---- GIVEN DATA

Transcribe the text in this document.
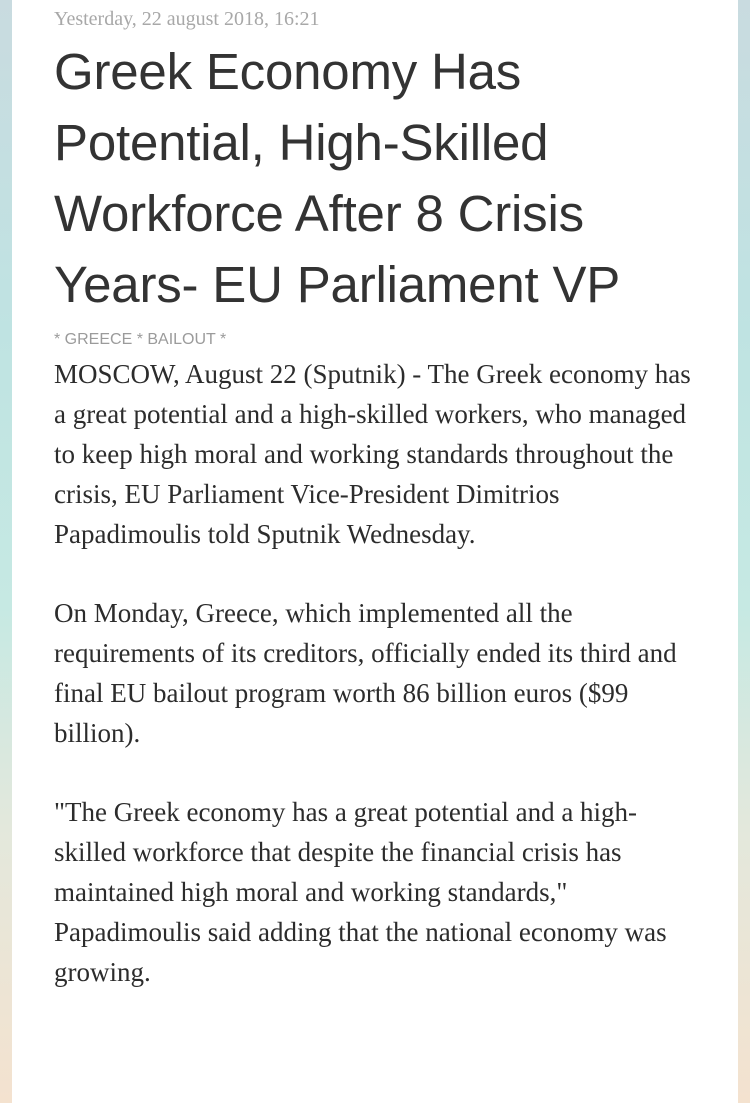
Yesterday, 22 august 2018, 16:21
Greek Economy Has Potential, High-Skilled Workforce After 8 Crisis Years- EU Parliament VP
* GREECE * BAILOUT *

MOSCOW, August 22 (Sputnik) - The Greek economy has a great potential and a high-skilled workers, who managed to keep high moral and working standards throughout the crisis, EU Parliament Vice-President Dimitrios Papadimoulis told Sputnik Wednesday.

On Monday, Greece, which implemented all the requirements of its creditors, officially ended its third and final EU bailout program worth 86 billion euros ($99 billion).

"The Greek economy has a great potential and a high-skilled workforce that despite the financial crisis has maintained high moral and working standards," Papadimoulis said adding that the national economy was growing.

--------

■ **TO BE DONE**:
Write the listing out a second time exactly, dropping all images.

■ **ANSWER**:
Transcribe the text in this document.
Yesterday, 22 august 2018, 16:21
Greek Economy Has Potential, High-Skilled Workforce After 8 Crisis Years- EU Parliament VP
* GREECE * BAILOUT *

MOSCOW, August 22 (Sputnik) - The Greek economy has a great potential and a high-skilled workers, who managed to keep high moral and working standards throughout the crisis, EU Parliament Vice-President Dimitrios Papadimoulis told Sputnik Wednesday.

On Monday, Greece, which implemented all the requirements of its creditors, officially ended its third and final EU bailout program worth 86 billion euros ($99 billion).

"The Greek economy has a great potential and a high-skilled workforce that despite the financial crisis has maintained high moral and working standards," Papadimoulis said adding that the national economy was growing.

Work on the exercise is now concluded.